Activity » Nothing other than an exact copy of the records should be returned.

Data provided section start

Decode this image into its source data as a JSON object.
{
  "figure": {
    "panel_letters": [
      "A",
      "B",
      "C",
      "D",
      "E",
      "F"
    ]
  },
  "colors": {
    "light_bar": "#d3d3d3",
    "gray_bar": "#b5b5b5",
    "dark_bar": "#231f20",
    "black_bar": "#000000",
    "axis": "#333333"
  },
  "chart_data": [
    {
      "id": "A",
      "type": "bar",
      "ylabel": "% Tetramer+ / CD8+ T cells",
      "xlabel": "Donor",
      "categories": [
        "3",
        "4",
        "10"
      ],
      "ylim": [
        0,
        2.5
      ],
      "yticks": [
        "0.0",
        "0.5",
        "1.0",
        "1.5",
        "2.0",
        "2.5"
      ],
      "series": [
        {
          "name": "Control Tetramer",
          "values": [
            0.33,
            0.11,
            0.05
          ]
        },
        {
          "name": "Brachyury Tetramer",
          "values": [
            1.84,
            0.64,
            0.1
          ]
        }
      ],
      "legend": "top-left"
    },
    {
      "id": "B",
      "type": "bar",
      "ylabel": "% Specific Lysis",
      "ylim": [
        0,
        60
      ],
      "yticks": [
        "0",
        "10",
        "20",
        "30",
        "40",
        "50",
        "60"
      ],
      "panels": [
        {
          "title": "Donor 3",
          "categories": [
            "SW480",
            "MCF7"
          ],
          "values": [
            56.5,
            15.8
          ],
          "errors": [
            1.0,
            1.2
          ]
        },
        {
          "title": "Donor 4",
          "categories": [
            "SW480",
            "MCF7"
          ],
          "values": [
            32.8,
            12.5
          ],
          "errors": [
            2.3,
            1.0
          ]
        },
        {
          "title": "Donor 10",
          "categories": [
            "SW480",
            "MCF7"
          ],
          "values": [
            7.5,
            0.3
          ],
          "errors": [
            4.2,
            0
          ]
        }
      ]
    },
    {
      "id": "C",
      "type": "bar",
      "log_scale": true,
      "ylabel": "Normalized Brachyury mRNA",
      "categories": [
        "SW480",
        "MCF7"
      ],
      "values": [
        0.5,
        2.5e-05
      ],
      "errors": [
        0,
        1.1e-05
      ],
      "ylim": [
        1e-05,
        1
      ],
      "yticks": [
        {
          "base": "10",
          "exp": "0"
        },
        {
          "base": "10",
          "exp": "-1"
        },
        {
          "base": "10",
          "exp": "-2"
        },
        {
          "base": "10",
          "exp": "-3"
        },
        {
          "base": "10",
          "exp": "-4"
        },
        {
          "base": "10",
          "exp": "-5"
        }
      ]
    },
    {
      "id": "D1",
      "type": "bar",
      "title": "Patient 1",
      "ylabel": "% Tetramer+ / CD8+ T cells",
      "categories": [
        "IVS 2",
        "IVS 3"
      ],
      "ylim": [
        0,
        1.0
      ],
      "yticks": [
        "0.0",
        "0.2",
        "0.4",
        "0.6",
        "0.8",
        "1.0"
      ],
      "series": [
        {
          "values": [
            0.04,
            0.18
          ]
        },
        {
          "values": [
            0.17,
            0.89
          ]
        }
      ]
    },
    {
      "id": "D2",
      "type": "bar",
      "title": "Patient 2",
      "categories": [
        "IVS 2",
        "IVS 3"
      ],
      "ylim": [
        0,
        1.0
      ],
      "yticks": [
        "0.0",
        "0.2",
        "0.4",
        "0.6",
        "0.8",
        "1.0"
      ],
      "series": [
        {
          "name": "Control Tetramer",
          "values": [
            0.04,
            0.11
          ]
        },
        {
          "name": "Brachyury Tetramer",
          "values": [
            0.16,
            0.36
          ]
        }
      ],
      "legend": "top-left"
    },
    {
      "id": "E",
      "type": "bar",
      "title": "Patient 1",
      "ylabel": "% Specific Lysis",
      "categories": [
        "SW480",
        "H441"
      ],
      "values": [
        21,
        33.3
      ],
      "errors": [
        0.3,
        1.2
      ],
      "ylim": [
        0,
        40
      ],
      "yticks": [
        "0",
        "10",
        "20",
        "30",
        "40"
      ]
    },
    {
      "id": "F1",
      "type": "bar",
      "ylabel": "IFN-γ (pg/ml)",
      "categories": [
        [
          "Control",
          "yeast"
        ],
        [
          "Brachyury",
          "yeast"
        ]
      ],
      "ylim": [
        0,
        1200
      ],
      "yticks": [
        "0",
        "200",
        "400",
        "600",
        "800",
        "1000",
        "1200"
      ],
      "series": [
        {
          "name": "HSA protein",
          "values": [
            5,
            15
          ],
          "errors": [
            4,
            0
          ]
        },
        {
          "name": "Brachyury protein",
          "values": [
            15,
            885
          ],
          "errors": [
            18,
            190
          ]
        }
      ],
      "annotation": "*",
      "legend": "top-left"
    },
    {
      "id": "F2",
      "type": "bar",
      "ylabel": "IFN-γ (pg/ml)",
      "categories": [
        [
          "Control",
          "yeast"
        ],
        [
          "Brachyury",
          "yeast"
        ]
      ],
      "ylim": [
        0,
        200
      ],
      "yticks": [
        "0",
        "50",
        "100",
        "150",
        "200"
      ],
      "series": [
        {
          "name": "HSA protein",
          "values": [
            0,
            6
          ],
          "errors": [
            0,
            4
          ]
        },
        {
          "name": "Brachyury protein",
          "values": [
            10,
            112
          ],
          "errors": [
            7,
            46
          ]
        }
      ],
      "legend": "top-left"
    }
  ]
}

Data provided section end

Result »
Decode this image into its source data as a JSON object.
{
  "figure": {
    "panel_letters": [
      "A",
      "B",
      "C",
      "D",
      "E",
      "F"
    ]
  },
  "colors": {
    "light_bar": "#d3d3d3",
    "gray_bar": "#b5b5b5",
    "dark_bar": "#231f20",
    "black_bar": "#000000",
    "axis": "#333333"
  },
  "chart_data": [
    {
      "id": "A",
      "type": "bar",
      "ylabel": "% Tetramer+ / CD8+ T cells",
      "xlabel": "Donor",
      "categories": [
        "3",
        "4",
        "10"
      ],
      "ylim": [
        0,
        2.5
      ],
      "yticks": [
        "0.0",
        "0.5",
        "1.0",
        "1.5",
        "2.0",
        "2.5"
      ],
      "series": [
        {
          "name": "Control Tetramer",
          "values": [
            0.33,
            0.11,
            0.05
          ]
        },
        {
          "name": "Brachyury Tetramer",
          "values": [
            1.84,
            0.64,
            0.1
          ]
        }
      ],
      "legend": "top-left"
    },
    {
      "id": "B",
      "type": "bar",
      "ylabel": "% Specific Lysis",
      "ylim": [
        0,
        60
      ],
      "yticks": [
        "0",
        "10",
        "20",
        "30",
        "40",
        "50",
        "60"
      ],
      "panels": [
        {
          "title": "Donor 3",
          "categories": [
            "SW480",
            "MCF7"
          ],
          "values": [
            56.5,
            15.8
          ],
          "errors": [
            1.0,
            1.2
          ]
        },
        {
          "title": "Donor 4",
          "categories": [
            "SW480",
            "MCF7"
          ],
          "values": [
            32.8,
            12.5
          ],
          "errors": [
            2.3,
            1.0
          ]
        },
        {
          "title": "Donor 10",
          "categories": [
            "SW480",
            "MCF7"
          ],
          "values": [
            7.5,
            0.3
          ],
          "errors": [
            4.2,
            0
          ]
        }
      ]
    },
    {
      "id": "C",
      "type": "bar",
      "log_scale": true,
      "ylabel": "Normalized Brachyury mRNA",
      "categories": [
        "SW480",
        "MCF7"
      ],
      "values": [
        0.5,
        2.5e-05
      ],
      "errors": [
        0,
        1.1e-05
      ],
      "ylim": [
        1e-05,
        1
      ],
      "yticks": [
        {
          "base": "10",
          "exp": "0"
        },
        {
          "base": "10",
          "exp": "-1"
        },
        {
          "base": "10",
          "exp": "-2"
        },
        {
          "base": "10",
          "exp": "-3"
        },
        {
          "base": "10",
          "exp": "-4"
        },
        {
          "base": "10",
          "exp": "-5"
        }
      ]
    },
    {
      "id": "D1",
      "type": "bar",
      "title": "Patient 1",
      "ylabel": "% Tetramer+ / CD8+ T cells",
      "categories": [
        "IVS 2",
        "IVS 3"
      ],
      "ylim": [
        0,
        1.0
      ],
      "yticks": [
        "0.0",
        "0.2",
        "0.4",
        "0.6",
        "0.8",
        "1.0"
      ],
      "series": [
        {
          "values": [
            0.04,
            0.18
          ]
        },
        {
          "values": [
            0.17,
            0.89
          ]
        }
      ]
    },
    {
      "id": "D2",
      "type": "bar",
      "title": "Patient 2",
      "categories": [
        "IVS 2",
        "IVS 3"
      ],
      "ylim": [
        0,
        1.0
      ],
      "yticks": [
        "0.0",
        "0.2",
        "0.4",
        "0.6",
        "0.8",
        "1.0"
      ],
      "series": [
        {
          "name": "Control Tetramer",
          "values": [
            0.04,
            0.11
          ]
        },
        {
          "name": "Brachyury Tetramer",
          "values": [
            0.16,
            0.36
          ]
        }
      ],
      "legend": "top-left"
    },
    {
      "id": "E",
      "type": "bar",
      "title": "Patient 1",
      "ylabel": "% Specific Lysis",
      "categories": [
        "SW480",
        "H441"
      ],
      "values": [
        21,
        33.3
      ],
      "errors": [
        0.3,
        1.2
      ],
      "ylim": [
        0,
        40
      ],
      "yticks": [
        "0",
        "10",
        "20",
        "30",
        "40"
      ]
    },
    {
      "id": "F1",
      "type": "bar",
      "ylabel": "IFN-γ (pg/ml)",
      "categories": [
        [
          "Control",
          "yeast"
        ],
        [
          "Brachyury",
          "yeast"
        ]
      ],
      "ylim": [
        0,
        1200
      ],
      "yticks": [
        "0",
        "200",
        "400",
        "600",
        "800",
        "1000",
        "1200"
      ],
      "series": [
        {
          "name": "HSA protein",
          "values": [
            5,
            15
          ],
          "errors": [
            4,
            0
          ]
        },
        {
          "name": "Brachyury protein",
          "values": [
            15,
            885
          ],
          "errors": [
            18,
            190
          ]
        }
      ],
      "annotation": "*",
      "legend": "top-left"
    },
    {
      "id": "F2",
      "type": "bar",
      "ylabel": "IFN-γ (pg/ml)",
      "categories": [
        [
          "Control",
          "yeast"
        ],
        [
          "Brachyury",
          "yeast"
        ]
      ],
      "ylim": [
        0,
        200
      ],
      "yticks": [
        "0",
        "50",
        "100",
        "150",
        "200"
      ],
      "series": [
        {
          "name": "HSA protein",
          "values": [
            0,
            6
          ],
          "errors": [
            0,
            4
          ]
        },
        {
          "name": "Brachyury protein",
          "values": [
            10,
            112
          ],
          "errors": [
            7,
            46
          ]
        }
      ],
      "legend": "top-left"
    }
  ]
}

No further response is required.